━━━ DONNÉES DE TRAVAIL

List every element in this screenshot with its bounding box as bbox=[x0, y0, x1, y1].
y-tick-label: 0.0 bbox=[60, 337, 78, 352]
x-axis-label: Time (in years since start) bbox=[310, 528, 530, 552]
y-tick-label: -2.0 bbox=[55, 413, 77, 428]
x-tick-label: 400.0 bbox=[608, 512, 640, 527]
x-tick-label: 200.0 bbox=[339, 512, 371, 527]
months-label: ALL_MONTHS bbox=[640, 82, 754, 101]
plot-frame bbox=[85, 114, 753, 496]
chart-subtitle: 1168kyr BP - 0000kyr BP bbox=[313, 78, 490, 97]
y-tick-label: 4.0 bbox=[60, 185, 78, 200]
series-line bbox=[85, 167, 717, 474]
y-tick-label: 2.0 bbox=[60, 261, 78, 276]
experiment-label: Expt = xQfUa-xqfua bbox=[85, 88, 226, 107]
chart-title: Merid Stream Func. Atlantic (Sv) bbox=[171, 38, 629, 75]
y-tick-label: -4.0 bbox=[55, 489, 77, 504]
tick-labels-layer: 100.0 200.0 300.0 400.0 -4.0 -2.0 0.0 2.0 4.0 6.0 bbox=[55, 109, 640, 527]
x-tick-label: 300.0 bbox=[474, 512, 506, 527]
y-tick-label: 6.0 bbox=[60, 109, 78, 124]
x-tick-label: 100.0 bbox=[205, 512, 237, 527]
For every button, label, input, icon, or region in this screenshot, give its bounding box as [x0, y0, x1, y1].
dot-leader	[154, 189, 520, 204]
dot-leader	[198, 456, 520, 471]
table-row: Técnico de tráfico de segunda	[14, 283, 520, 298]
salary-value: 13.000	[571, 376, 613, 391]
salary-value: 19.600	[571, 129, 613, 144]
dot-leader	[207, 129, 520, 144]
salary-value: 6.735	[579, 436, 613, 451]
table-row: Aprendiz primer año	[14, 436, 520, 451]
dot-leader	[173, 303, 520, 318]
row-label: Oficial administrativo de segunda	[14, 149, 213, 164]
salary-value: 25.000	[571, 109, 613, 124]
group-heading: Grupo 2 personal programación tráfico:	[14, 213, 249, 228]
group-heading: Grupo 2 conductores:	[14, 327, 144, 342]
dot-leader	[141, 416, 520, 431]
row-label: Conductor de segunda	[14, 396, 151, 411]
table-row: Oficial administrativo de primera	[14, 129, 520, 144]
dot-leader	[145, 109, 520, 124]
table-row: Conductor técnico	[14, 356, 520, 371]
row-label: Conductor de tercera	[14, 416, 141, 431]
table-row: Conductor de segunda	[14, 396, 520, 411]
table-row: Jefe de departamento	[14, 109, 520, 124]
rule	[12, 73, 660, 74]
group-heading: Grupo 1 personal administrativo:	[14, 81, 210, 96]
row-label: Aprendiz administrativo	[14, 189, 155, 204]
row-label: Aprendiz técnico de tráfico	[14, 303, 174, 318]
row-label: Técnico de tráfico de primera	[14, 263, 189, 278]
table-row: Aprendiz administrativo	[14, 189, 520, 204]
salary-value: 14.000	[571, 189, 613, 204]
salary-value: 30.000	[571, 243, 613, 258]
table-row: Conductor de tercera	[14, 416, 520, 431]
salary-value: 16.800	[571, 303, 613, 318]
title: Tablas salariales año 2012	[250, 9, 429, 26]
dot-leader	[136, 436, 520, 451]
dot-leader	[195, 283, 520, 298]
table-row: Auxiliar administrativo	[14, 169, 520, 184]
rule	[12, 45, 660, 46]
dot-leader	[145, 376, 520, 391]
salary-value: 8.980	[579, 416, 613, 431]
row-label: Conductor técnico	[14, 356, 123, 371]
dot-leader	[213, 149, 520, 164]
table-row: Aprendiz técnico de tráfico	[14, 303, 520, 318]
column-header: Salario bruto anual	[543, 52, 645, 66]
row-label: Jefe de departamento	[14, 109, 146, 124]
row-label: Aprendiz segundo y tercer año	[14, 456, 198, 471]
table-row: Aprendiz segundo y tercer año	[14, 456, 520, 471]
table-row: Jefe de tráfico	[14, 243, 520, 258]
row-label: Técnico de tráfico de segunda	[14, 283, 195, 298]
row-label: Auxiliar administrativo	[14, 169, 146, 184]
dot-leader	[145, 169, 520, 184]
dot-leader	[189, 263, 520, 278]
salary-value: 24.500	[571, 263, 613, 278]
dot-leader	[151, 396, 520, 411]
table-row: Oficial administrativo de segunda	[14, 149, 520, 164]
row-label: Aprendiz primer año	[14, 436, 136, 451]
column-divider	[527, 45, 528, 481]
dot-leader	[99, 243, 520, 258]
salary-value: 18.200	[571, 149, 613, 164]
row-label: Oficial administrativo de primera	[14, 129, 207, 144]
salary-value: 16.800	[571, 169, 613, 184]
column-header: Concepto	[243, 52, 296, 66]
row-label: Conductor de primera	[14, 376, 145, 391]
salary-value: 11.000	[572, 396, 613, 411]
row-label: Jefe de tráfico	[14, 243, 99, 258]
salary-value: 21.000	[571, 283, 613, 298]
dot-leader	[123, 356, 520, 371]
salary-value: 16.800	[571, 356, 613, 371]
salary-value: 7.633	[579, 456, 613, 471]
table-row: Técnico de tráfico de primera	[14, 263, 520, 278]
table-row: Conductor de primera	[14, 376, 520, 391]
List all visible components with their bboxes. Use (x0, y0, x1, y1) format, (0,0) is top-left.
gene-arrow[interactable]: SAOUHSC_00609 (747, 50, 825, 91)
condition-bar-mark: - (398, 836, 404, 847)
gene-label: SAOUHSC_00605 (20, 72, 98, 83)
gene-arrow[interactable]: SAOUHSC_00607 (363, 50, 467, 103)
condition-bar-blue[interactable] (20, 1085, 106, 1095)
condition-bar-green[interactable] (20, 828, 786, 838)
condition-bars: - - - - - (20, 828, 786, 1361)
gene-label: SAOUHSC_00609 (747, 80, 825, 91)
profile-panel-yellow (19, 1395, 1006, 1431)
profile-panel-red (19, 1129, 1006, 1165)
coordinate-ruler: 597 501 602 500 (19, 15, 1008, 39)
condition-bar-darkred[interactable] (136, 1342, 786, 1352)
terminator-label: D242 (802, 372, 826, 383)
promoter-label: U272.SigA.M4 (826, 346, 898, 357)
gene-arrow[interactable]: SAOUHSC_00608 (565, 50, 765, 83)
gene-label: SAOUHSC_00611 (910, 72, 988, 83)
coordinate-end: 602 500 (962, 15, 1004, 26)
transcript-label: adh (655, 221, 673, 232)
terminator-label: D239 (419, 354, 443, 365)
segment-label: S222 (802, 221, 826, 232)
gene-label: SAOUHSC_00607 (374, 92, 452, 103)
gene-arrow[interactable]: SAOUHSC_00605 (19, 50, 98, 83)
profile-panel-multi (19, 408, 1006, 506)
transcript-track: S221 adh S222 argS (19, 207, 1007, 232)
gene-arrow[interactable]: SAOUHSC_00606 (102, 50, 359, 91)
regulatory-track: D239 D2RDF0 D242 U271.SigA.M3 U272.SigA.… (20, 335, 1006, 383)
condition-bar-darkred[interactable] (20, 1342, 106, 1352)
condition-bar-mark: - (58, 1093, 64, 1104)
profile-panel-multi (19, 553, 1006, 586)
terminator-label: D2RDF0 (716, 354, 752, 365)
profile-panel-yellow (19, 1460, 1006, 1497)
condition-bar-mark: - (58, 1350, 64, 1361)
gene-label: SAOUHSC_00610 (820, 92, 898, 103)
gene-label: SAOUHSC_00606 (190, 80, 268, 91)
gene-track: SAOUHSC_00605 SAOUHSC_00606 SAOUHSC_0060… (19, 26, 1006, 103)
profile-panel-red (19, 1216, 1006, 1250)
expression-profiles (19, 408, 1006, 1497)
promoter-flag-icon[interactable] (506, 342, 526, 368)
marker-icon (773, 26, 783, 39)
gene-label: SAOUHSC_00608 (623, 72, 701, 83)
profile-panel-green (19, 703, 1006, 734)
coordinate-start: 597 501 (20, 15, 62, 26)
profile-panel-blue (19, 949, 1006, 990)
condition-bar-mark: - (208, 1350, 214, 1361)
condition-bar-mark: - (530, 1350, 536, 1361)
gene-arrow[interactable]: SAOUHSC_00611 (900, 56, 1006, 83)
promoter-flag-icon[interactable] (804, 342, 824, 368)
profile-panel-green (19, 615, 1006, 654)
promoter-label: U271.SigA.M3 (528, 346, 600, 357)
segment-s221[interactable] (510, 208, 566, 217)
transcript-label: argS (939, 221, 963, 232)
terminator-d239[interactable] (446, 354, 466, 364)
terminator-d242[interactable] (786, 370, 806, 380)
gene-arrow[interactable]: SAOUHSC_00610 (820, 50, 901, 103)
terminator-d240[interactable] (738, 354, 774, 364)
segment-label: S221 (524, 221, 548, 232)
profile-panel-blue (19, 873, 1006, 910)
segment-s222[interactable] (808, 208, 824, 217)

━━━━━━

■ CONSIGNE
Recopiez sans aucune modification les lignes des enregistrements, du début jusqu'à la ligne contenant "x-tick-label: 200.0 bbox=[339, 512, 371, 527]", celle-ci comprise.

■ RÉPONSE FINALE
List every element in this screenshot with its bounding box as bbox=[x0, y0, x1, y1].
y-tick-label: 0.0 bbox=[60, 337, 78, 352]
x-axis-label: Time (in years since start) bbox=[310, 528, 530, 552]
y-tick-label: -2.0 bbox=[55, 413, 77, 428]
x-tick-label: 400.0 bbox=[608, 512, 640, 527]
x-tick-label: 200.0 bbox=[339, 512, 371, 527]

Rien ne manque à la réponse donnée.